» **Task brief**
Gather every line of the entries that includes the word "bajas".

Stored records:
..........
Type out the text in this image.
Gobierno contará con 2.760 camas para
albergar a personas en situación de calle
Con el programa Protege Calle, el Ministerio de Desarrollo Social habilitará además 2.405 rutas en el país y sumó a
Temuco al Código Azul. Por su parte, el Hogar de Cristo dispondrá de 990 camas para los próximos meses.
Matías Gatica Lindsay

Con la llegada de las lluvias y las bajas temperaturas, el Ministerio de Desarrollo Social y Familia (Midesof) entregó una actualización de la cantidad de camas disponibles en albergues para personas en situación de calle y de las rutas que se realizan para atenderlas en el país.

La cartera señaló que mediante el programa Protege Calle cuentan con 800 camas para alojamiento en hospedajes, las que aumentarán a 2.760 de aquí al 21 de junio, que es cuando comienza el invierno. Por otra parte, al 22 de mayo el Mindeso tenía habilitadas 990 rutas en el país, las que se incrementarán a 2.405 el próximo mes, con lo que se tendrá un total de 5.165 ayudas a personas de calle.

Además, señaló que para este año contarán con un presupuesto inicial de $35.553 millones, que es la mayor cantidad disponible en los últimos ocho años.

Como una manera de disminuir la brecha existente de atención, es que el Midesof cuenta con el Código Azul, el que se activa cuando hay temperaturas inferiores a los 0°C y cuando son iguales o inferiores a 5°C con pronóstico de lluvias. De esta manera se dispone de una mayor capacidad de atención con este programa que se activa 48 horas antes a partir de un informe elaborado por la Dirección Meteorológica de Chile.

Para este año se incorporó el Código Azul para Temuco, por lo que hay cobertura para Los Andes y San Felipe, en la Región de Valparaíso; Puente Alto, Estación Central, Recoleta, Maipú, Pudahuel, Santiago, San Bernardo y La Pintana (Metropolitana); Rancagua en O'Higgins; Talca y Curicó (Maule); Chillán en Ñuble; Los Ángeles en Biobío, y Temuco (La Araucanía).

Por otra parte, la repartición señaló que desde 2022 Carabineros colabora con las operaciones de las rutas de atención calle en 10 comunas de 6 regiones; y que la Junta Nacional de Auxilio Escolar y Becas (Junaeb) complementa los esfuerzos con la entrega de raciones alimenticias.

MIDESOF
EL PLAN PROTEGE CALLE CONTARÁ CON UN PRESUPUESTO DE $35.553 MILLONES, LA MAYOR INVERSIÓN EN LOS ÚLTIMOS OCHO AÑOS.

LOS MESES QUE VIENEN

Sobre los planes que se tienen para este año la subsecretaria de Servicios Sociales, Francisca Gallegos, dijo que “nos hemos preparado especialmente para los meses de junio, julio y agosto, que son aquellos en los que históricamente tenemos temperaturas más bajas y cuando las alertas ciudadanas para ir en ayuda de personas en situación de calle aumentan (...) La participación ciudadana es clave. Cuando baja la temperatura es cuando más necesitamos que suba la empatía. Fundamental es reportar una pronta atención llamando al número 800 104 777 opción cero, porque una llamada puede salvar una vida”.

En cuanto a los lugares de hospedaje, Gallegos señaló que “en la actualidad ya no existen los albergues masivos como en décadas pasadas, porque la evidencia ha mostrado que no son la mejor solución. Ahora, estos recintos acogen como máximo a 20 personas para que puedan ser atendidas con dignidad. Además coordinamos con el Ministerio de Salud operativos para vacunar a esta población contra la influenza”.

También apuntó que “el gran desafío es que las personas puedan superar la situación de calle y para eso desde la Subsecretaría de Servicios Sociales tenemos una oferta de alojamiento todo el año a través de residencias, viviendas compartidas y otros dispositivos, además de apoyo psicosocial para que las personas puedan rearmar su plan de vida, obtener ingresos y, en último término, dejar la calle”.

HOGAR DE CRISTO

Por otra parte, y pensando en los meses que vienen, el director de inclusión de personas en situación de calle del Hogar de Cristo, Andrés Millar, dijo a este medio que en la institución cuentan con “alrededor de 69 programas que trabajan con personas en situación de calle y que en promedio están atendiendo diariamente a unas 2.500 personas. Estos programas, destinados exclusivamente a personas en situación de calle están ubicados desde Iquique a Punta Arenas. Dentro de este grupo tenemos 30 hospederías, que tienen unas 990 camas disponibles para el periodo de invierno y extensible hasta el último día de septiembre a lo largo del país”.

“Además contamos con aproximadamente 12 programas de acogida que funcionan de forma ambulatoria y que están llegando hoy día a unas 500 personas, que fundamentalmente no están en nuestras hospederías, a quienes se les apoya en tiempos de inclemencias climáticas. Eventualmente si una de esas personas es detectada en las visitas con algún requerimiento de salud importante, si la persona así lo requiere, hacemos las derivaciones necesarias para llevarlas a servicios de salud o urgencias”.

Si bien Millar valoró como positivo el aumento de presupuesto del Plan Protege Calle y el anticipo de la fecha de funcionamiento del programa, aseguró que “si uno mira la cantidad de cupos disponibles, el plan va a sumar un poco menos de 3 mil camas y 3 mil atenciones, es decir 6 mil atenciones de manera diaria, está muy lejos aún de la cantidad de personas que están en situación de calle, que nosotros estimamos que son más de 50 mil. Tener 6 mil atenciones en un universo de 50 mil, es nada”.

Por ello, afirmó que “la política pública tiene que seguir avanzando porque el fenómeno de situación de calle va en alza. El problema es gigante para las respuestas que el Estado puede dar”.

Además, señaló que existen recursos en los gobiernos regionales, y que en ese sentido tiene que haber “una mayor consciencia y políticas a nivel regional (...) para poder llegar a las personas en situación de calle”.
..........
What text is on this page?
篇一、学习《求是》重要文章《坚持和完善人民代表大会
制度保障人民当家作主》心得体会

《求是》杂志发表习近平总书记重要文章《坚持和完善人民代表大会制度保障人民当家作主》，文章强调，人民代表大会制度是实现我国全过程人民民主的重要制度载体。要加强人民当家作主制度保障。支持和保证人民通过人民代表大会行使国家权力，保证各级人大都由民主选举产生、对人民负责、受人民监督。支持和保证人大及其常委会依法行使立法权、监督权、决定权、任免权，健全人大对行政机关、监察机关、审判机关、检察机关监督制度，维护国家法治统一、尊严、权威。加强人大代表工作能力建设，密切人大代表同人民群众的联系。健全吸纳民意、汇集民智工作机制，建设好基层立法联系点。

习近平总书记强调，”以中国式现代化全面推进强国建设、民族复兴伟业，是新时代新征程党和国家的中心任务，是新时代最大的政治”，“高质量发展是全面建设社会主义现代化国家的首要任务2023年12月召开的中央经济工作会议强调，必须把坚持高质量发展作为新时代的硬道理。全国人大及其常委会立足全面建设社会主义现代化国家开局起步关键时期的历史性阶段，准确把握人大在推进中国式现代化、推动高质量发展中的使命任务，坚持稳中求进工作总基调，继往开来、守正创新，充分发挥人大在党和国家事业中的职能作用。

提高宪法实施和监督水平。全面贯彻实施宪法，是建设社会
..........
» **Complete output**
Con la llegada de las lluvias y las bajas temperaturas, el Ministerio de Desarrollo Social y Familia (Midesof) entregó una actualización de la cantidad de camas disponibles en albergues para personas en situación de calle y de las rutas que se realizan para atenderlas en el país.
Sobre los planes que se tienen para este año la subsecretaria de Servicios Sociales, Francisca Gallegos, dijo que “nos hemos preparado especialmente para los meses de junio, julio y agosto, que son aquellos en los que históricamente tenemos temperaturas más bajas y cuando las alertas ciudadanas para ir en ayuda de personas en situación de calle aumentan (...) La participación ciudadana es clave. Cuando baja la temperatura es cuando más necesitamos que suba la empatía. Fundamental es reportar una pronta atención llamando al número 800 104 777 opción cero, porque una llamada puede salvar una vida”.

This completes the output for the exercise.